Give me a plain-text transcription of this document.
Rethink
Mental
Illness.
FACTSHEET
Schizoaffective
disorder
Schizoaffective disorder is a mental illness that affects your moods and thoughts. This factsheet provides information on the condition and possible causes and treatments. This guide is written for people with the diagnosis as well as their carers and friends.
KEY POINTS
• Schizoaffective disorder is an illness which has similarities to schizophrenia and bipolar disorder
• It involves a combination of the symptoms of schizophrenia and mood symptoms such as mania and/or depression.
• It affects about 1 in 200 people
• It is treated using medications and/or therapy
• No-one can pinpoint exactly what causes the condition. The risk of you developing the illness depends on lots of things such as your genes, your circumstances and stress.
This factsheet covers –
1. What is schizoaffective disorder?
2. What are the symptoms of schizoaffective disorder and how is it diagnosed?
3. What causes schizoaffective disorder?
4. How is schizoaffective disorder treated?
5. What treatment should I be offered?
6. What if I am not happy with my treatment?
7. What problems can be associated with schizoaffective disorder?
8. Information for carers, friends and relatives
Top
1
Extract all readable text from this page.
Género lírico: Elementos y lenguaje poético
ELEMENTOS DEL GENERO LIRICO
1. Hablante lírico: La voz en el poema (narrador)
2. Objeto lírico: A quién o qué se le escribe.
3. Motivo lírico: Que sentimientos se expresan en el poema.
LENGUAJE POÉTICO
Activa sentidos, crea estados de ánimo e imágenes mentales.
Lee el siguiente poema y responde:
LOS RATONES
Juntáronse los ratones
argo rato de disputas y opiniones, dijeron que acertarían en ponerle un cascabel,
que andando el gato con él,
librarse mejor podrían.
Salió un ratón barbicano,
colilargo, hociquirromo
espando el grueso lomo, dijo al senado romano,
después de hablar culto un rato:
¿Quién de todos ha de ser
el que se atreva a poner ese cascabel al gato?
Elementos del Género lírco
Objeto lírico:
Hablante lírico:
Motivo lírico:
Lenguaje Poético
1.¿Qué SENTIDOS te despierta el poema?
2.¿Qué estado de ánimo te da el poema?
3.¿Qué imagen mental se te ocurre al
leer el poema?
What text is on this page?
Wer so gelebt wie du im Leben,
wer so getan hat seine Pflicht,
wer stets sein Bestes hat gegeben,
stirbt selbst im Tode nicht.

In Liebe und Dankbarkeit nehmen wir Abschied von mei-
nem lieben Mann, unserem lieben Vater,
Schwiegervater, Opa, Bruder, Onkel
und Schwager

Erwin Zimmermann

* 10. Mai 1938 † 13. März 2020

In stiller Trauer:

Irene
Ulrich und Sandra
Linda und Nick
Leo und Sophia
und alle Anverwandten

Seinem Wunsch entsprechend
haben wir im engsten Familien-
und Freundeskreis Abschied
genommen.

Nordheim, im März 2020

=== Problem to solve ===
Lines with the word "Motivo" in them should be copied from the preceding records.

=== Answer space ===
3. Motivo lírico: Que sentimientos se expresan en el poema.
Motivo lírico:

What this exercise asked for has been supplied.